» **AIM**
Locate and copy all lines bearing the word "ishlatiladi".

-- START --

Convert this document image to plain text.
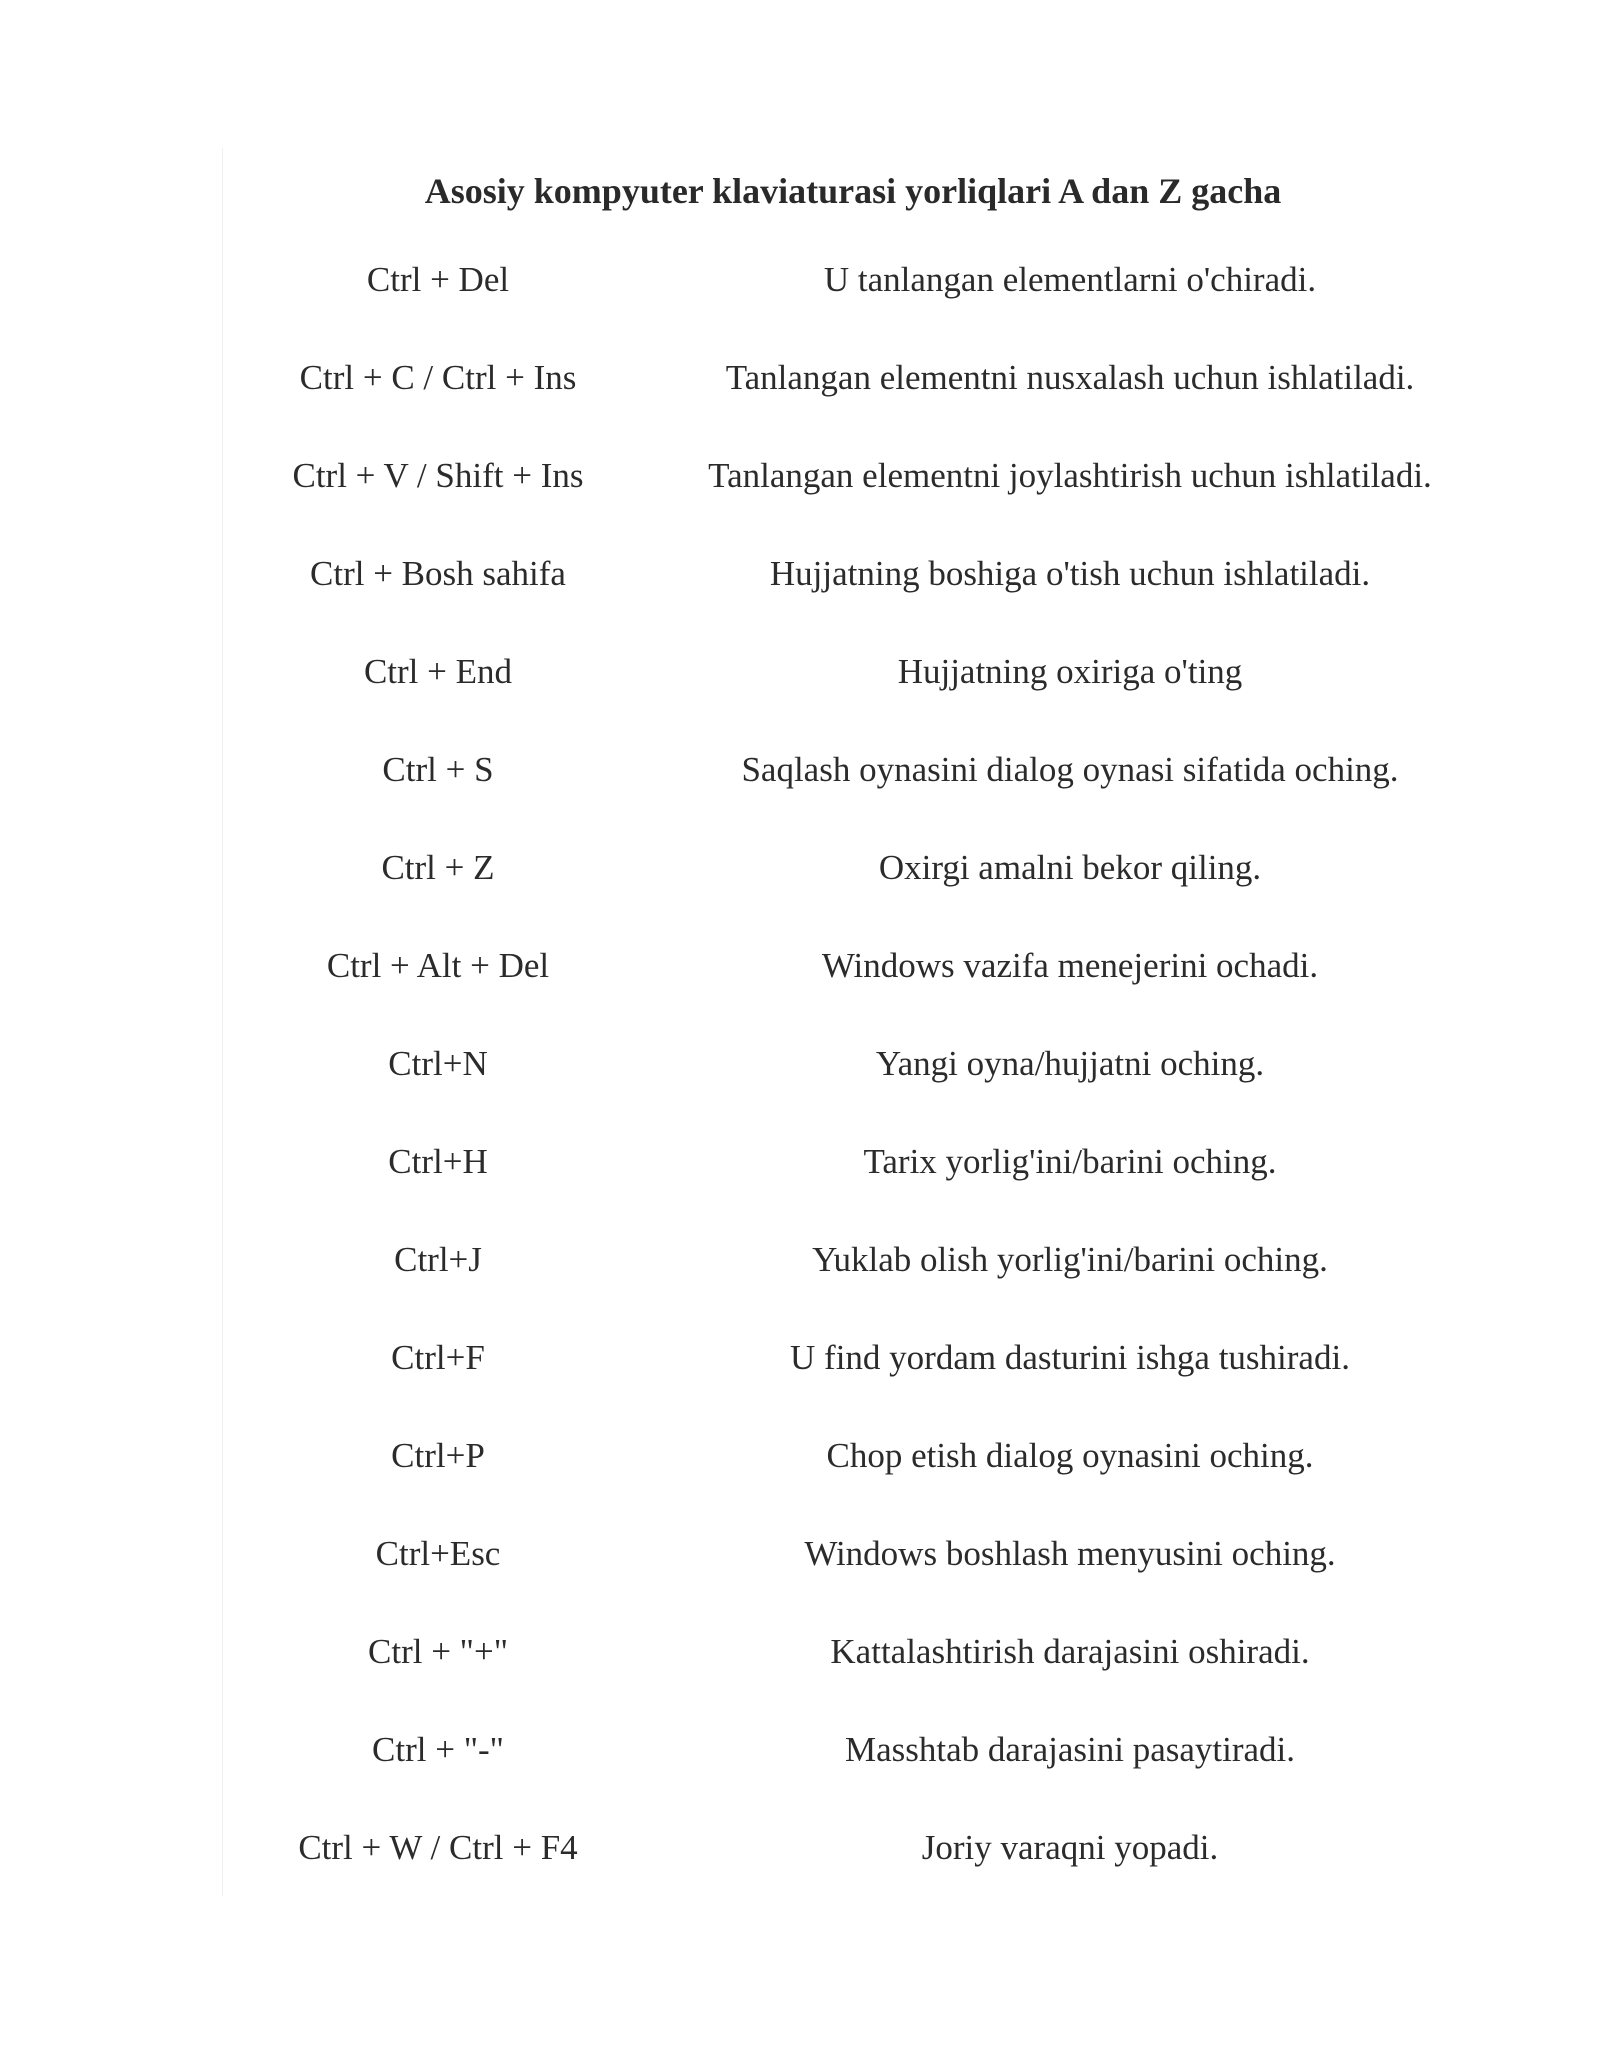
Asosiy kompyuter klaviaturasi yorliqlari A dan Z gacha
Ctrl + Del	U tanlangan elementlarni o'chiradi.
Ctrl + C / Ctrl + Ins	Tanlangan elementni nusxalash uchun ishlatiladi.
Ctrl + V / Shift + Ins	Tanlangan elementni joylashtirish uchun ishlatiladi.
Ctrl + Bosh sahifa	Hujjatning boshiga o'tish uchun ishlatiladi.
Ctrl + End	Hujjatning oxiriga o'ting
Ctrl + S	Saqlash oynasini dialog oynasi sifatida oching.
Ctrl + Z	Oxirgi amalni bekor qiling.
Ctrl + Alt + Del	Windows vazifa menejerini ochadi.
Ctrl+N	Yangi oyna/hujjatni oching.
Ctrl+H	Tarix yorlig'ini/barini oching.
Ctrl+J	Yuklab olish yorlig'ini/barini oching.
Ctrl+F	U find yordam dasturini ishga tushiradi.
Ctrl+P	Chop etish dialog oynasini oching.
Ctrl+Esc	Windows boshlash menyusini oching.
Ctrl + "+"	Kattalashtirish darajasini oshiradi.
Ctrl + "-"	Masshtab darajasini pasaytiradi.
Ctrl + W / Ctrl + F4	Joriy varaqni yopadi.
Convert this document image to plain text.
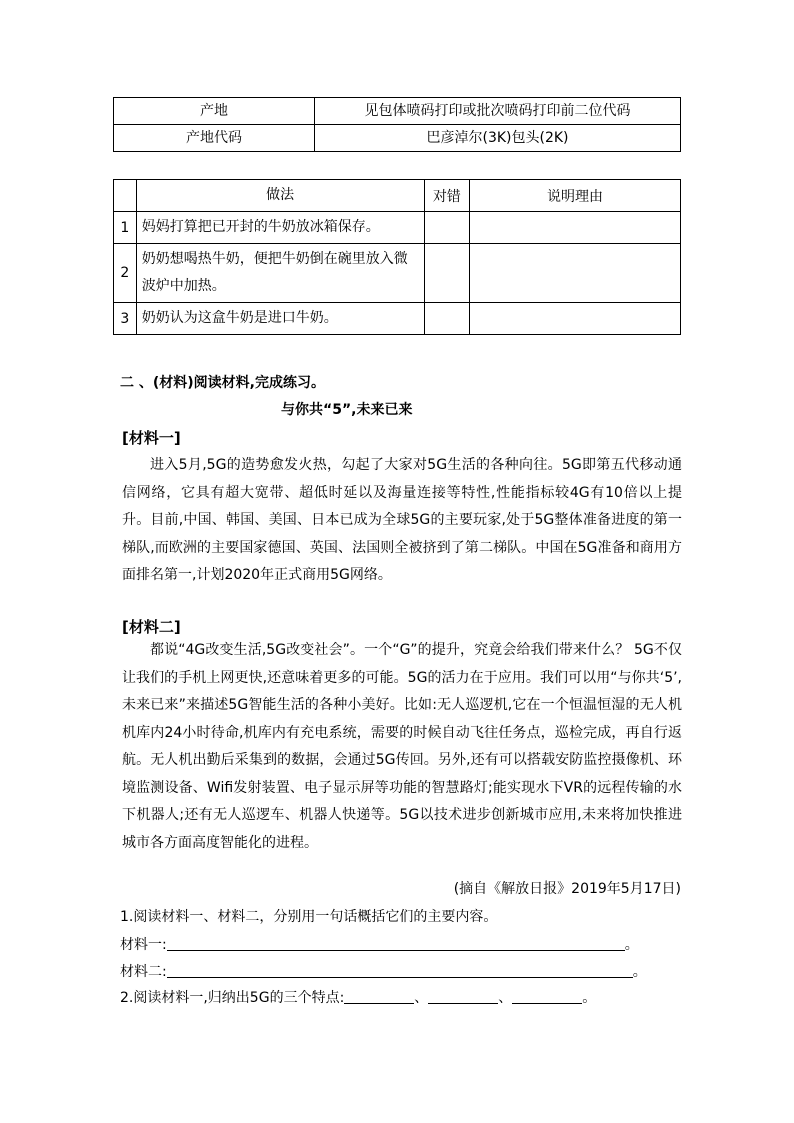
产地	见包体喷码打印或批次喷码打印前二位代码
产地代码	巴彦淖尔(3K)包头(2K)
	做法	对错	说明理由
1	妈妈打算把已开封的牛奶放冰箱保存。		
2	奶奶想喝热牛奶，便把牛奶倒在碗里放入微波炉中加热。		
3	奶奶认为这盒牛奶是进口牛奶。		
二 、(材料)阅读材料,完成练习。
与你共“5”,未来已来
[材料一]

进入5月,5G的造势愈发火热，勾起了大家对5G生活的各种向往。5G即第五代移动通信网络，它具有超大宽带、超低时延以及海量连接等特性,性能指标较4G有10倍以上提升。目前,中国、韩国、美国、日本已成为全球5G的主要玩家,处于5G整体准备进度的第一梯队,而欧洲的主要国家德国、英国、法国则全被挤到了第二梯队。中国在5G准备和商用方面排名第一,计划2020年正式商用5G网络。

[材料二]

都说“4G改变生活,5G改变社会”。一个“G”的提升，究竟会给我们带来什么？ 5G不仅让我们的手机上网更快,还意味着更多的可能。5G的活力在于应用。我们可以用“与你共‘5’,未来已来”来描述5G智能生活的各种小美好。比如:无人巡逻机,它在一个恒温恒湿的无人机机库内24小时待命,机库内有充电系统，需要的时候自动飞往任务点，巡检完成，再自行返航。无人机出勤后采集到的数据，会通过5G传回。另外,还有可以搭载安防监控摄像机、环境监测设备、Wifi发射装置、电子显示屏等功能的智慧路灯;能实现水下VR的远程传输的水下机器人;还有无人巡逻车、机器人快递等。5G以技术进步创新城市应用,未来将加快推进城市各方面高度智能化的进程。

(摘自《解放日报》2019年5月17日)
1.阅读材料一、材料二，分别用一句话概括它们的主要内容。
材料一:	。
材料二:	。
2.阅读材料一,归纳出5G的三个特点:	、	、	。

-- END --

» **EXERCISE RESPONSE**
Ctrl + C / Ctrl + Ins	Tanlangan elementni nusxalash uchun ishlatiladi.
Ctrl + V / Shift + Ins	Tanlangan elementni joylashtirish uchun ishlatiladi.
Ctrl + Bosh sahifa	Hujjatning boshiga o'tish uchun ishlatiladi.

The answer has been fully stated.